→ **Task statement**
Across the listing below, how many lines hold "Output"? Reply with the number by itself.

* * * * * * *

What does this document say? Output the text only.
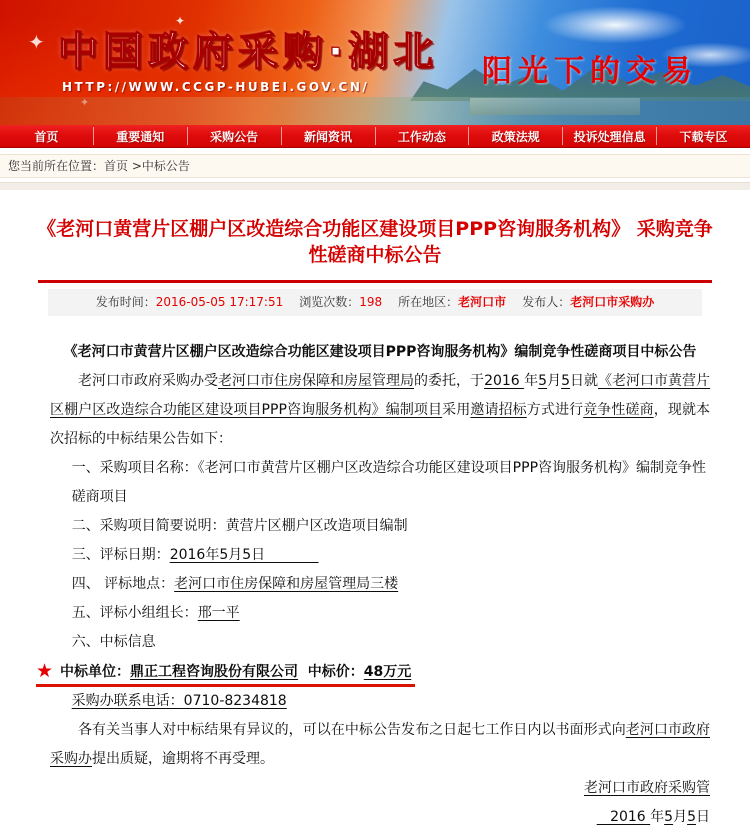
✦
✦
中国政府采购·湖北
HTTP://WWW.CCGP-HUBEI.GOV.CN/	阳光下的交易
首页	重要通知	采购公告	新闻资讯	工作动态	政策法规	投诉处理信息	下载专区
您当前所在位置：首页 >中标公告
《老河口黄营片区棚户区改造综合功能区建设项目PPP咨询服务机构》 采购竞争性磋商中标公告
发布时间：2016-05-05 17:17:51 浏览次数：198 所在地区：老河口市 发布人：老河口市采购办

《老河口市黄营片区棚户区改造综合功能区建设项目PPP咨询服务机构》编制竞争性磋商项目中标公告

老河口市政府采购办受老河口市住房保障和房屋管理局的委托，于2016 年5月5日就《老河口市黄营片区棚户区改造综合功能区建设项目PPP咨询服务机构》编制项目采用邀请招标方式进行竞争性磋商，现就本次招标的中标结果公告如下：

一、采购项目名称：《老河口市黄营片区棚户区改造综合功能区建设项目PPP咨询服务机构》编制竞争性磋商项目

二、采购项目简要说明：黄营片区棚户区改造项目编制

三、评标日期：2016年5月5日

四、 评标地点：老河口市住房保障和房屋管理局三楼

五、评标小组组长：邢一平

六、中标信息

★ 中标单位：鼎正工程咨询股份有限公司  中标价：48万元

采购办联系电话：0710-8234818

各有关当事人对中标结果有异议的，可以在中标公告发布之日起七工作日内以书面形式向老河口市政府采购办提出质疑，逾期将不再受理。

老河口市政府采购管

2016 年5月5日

* * * * * * *

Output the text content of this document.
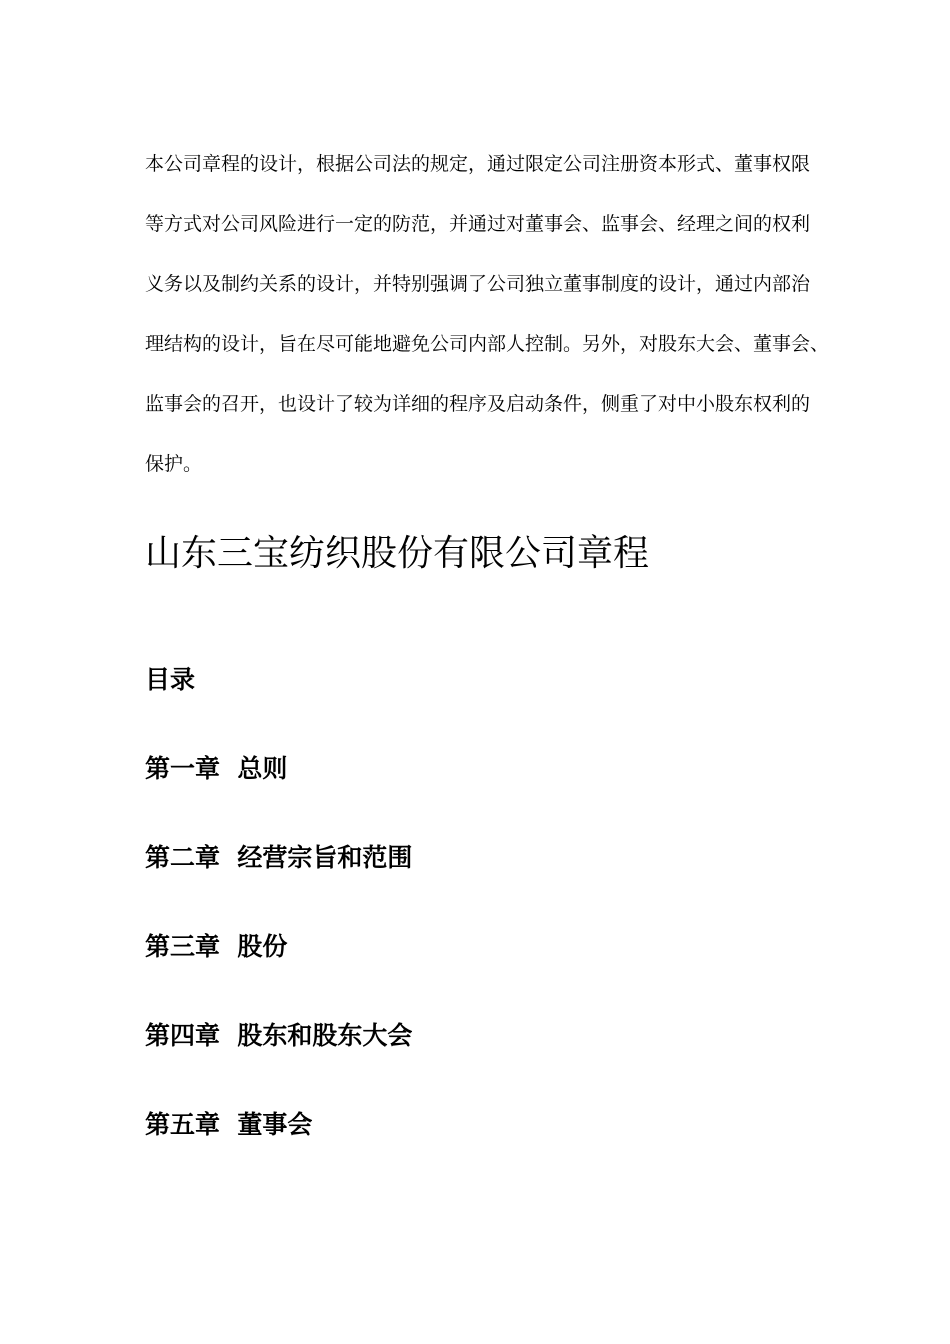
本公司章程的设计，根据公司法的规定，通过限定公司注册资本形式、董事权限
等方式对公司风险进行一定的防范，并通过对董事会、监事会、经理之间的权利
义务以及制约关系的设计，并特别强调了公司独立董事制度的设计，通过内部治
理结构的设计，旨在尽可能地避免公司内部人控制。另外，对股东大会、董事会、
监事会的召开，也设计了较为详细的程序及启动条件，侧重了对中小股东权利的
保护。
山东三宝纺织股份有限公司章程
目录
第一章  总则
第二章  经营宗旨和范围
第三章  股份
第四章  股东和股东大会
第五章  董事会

* * * * * * *

→ **Task answer**
2